Select all lines with the string "JSON" in them, and copy those lines.

Rows from a figure dataset

-------------------------

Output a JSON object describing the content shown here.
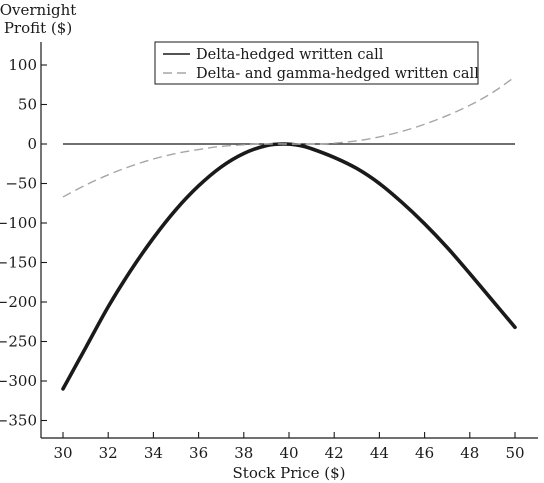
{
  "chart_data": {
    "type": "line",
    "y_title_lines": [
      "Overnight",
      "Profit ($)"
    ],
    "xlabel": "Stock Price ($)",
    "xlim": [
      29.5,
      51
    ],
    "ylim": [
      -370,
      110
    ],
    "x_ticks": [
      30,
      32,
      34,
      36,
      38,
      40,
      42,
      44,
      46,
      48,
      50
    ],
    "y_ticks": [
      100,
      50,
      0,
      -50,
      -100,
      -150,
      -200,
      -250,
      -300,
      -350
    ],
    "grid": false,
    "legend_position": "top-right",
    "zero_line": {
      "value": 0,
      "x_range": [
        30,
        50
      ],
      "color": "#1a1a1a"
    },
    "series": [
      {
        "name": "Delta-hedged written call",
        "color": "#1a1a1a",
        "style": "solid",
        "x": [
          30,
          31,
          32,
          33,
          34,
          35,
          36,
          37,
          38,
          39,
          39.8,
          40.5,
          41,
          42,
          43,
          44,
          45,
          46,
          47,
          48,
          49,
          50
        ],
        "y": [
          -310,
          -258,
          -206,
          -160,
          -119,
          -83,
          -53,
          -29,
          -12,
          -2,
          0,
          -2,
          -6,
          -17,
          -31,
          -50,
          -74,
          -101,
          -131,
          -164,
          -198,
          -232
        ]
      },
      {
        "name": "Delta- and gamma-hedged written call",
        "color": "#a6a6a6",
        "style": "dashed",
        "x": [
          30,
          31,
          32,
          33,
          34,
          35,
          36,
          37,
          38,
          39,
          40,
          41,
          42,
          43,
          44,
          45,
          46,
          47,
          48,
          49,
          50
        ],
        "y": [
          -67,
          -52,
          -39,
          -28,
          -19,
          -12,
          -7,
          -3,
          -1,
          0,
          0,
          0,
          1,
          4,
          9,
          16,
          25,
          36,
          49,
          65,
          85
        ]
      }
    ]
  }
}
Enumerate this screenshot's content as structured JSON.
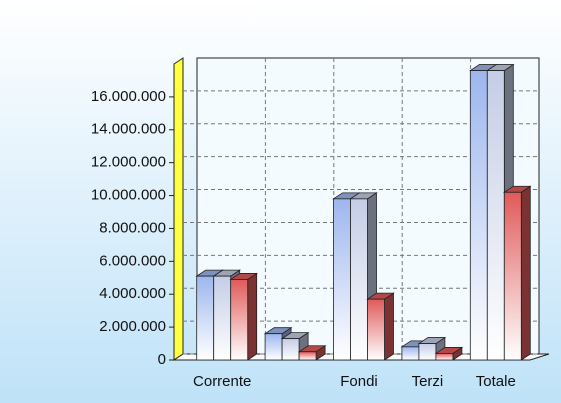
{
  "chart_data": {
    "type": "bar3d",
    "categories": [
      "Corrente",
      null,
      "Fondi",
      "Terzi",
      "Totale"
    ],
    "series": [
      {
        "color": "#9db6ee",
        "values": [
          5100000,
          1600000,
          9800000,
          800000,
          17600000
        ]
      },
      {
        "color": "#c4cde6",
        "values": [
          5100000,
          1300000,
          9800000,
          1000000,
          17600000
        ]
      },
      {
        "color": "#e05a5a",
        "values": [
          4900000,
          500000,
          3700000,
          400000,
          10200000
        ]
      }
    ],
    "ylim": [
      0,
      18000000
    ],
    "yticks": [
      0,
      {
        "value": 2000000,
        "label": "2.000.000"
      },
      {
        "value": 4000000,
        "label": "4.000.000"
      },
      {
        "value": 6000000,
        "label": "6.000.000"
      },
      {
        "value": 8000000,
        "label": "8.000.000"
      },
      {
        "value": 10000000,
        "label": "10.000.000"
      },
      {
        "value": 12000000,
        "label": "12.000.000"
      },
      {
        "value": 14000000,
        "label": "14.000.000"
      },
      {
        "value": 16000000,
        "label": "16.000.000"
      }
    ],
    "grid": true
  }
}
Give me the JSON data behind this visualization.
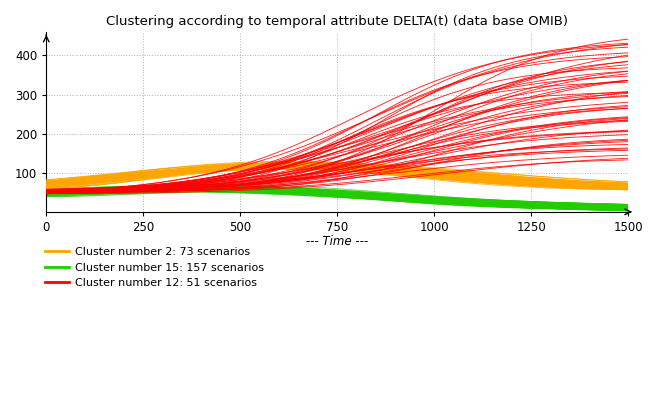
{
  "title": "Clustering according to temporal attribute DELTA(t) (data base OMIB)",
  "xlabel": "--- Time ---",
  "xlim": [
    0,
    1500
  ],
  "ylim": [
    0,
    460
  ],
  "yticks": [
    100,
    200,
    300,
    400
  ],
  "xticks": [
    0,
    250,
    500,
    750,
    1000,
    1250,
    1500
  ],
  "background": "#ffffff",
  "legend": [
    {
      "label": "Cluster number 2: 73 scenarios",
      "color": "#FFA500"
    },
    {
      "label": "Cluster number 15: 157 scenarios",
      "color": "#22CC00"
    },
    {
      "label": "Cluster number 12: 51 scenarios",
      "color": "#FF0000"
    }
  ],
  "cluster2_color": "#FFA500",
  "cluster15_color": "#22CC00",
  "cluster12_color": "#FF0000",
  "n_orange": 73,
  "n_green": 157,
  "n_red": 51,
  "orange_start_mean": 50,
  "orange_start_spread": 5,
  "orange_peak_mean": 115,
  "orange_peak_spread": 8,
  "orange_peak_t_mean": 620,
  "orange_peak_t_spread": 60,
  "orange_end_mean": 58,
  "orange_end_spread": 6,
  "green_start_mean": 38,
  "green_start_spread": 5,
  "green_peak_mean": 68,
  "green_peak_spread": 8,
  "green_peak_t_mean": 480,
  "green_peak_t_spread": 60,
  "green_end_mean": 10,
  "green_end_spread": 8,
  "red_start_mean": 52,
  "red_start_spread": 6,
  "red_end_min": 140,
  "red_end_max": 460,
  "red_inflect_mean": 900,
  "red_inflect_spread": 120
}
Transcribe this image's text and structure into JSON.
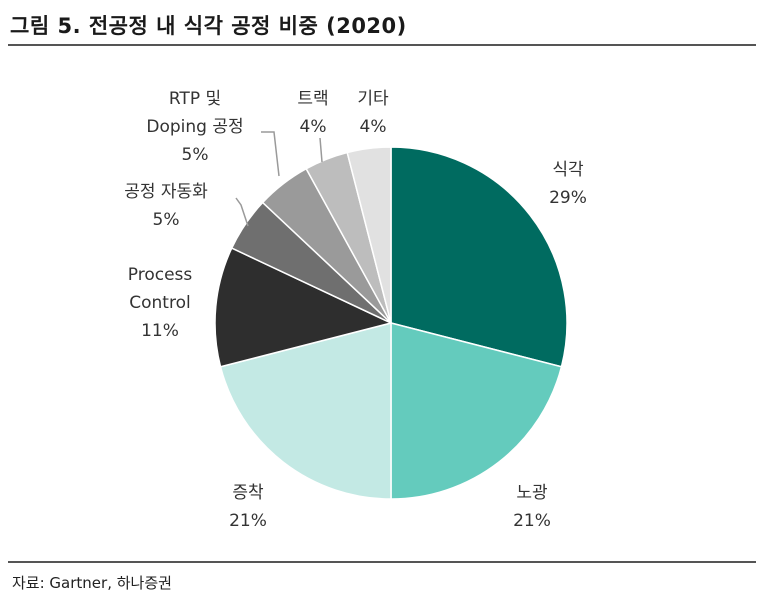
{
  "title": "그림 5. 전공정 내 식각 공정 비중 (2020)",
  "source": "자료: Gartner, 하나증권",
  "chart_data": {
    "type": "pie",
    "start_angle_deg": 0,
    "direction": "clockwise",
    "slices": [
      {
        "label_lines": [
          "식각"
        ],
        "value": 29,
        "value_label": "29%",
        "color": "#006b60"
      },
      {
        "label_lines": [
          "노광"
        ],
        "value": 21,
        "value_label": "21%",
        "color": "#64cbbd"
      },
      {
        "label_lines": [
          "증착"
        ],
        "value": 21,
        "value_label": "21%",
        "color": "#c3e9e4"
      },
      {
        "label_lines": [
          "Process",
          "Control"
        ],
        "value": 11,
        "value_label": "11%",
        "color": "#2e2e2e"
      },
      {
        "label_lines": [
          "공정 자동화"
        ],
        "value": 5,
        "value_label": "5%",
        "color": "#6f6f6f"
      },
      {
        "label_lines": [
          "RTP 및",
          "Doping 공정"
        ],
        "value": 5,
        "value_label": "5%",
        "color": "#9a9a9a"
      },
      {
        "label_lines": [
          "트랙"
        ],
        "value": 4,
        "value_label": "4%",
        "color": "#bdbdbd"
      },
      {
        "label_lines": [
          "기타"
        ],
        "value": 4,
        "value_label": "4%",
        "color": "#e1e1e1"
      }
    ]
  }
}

-------------------------

*RESULT*.
Output a JSON object describing the content shown here.
Enumerate this screenshot's content as structured JSON.
Give me the JSON data behind this visualization.
Transcribe this image's text and structure into JSON.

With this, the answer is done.